#### [WHAT THE TASK ASKS]
Identify all lines below that hold "local" and collect them.

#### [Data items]
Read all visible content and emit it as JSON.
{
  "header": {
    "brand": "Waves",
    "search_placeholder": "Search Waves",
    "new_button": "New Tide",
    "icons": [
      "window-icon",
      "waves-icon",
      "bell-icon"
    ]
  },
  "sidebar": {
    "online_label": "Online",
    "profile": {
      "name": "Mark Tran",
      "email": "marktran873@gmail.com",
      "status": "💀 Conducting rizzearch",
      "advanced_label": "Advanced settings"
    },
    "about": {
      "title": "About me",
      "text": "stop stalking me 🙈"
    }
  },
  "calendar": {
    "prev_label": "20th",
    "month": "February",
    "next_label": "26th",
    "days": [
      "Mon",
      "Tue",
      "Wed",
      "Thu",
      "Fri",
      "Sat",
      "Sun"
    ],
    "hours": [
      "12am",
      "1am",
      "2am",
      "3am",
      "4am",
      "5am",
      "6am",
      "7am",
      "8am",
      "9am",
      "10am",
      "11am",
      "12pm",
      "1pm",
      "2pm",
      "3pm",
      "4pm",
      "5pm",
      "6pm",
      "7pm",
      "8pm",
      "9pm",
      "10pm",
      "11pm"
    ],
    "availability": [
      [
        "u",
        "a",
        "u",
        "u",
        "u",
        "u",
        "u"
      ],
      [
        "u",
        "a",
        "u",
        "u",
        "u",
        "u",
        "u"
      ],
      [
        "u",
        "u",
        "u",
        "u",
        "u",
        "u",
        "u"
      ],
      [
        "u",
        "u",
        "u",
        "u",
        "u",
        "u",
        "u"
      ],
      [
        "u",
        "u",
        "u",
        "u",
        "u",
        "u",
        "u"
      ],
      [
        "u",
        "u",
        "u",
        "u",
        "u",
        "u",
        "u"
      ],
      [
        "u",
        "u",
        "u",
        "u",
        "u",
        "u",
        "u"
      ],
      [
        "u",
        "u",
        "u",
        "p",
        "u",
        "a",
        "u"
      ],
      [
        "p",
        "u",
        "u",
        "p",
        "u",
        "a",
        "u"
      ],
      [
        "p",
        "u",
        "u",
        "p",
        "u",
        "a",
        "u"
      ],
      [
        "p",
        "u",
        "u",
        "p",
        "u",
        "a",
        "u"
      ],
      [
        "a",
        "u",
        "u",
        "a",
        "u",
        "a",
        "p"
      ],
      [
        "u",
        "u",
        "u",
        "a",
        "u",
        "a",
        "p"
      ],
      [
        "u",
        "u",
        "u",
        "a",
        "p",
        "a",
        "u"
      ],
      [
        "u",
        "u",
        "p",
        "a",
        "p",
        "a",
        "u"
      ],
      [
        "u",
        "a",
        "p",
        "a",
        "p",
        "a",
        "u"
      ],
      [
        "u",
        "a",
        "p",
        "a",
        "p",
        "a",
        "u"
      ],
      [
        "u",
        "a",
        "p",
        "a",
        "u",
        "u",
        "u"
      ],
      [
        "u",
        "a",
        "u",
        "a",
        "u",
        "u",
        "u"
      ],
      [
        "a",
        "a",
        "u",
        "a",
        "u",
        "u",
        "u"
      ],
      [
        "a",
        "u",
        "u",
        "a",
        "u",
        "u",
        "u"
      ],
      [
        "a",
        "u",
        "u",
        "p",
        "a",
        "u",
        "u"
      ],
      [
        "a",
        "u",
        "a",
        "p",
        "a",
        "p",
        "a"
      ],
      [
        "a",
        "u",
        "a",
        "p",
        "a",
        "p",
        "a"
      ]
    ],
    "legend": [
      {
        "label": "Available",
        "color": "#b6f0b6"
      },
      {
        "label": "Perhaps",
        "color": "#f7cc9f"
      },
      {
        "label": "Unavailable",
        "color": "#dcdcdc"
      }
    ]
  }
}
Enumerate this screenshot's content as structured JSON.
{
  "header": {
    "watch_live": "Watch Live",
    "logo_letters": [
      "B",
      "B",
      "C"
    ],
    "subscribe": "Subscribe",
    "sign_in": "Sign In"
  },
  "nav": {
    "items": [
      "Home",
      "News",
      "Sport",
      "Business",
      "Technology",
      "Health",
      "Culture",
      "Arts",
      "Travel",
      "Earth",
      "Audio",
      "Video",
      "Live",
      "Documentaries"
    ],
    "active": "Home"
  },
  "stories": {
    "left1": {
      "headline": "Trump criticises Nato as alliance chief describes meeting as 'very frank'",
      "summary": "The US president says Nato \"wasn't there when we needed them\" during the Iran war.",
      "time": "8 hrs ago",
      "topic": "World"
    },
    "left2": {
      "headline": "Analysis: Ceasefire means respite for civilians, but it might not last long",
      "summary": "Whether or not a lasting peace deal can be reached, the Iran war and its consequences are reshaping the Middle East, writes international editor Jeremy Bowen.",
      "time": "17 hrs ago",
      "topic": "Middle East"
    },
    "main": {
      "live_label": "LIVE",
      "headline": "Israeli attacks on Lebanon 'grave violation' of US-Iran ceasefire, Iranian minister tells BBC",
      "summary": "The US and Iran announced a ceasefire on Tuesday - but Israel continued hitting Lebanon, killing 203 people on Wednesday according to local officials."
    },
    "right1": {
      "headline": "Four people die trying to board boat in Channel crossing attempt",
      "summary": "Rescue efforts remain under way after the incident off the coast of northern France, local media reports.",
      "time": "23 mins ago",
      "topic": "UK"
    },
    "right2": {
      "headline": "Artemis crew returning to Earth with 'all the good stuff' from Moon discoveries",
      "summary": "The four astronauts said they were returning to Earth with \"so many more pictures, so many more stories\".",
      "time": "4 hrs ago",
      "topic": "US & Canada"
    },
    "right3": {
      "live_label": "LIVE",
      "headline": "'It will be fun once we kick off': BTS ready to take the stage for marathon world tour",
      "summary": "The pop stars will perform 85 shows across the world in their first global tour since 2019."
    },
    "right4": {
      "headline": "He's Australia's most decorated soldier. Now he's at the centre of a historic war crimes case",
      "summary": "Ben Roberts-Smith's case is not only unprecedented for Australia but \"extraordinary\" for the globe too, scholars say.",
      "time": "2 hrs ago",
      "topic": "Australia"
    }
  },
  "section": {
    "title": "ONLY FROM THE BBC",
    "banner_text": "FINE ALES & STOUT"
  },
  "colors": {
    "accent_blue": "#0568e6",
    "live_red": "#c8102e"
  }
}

#### [OUTPUT BELOW]
      "summary": "The US and Iran announced a ceasefire on Tuesday - but Israel continued hitting Lebanon, killing 203 people on Wednesday according to local officials."
      "summary": "Rescue efforts remain under way after the incident off the coast of northern France, local media reports.",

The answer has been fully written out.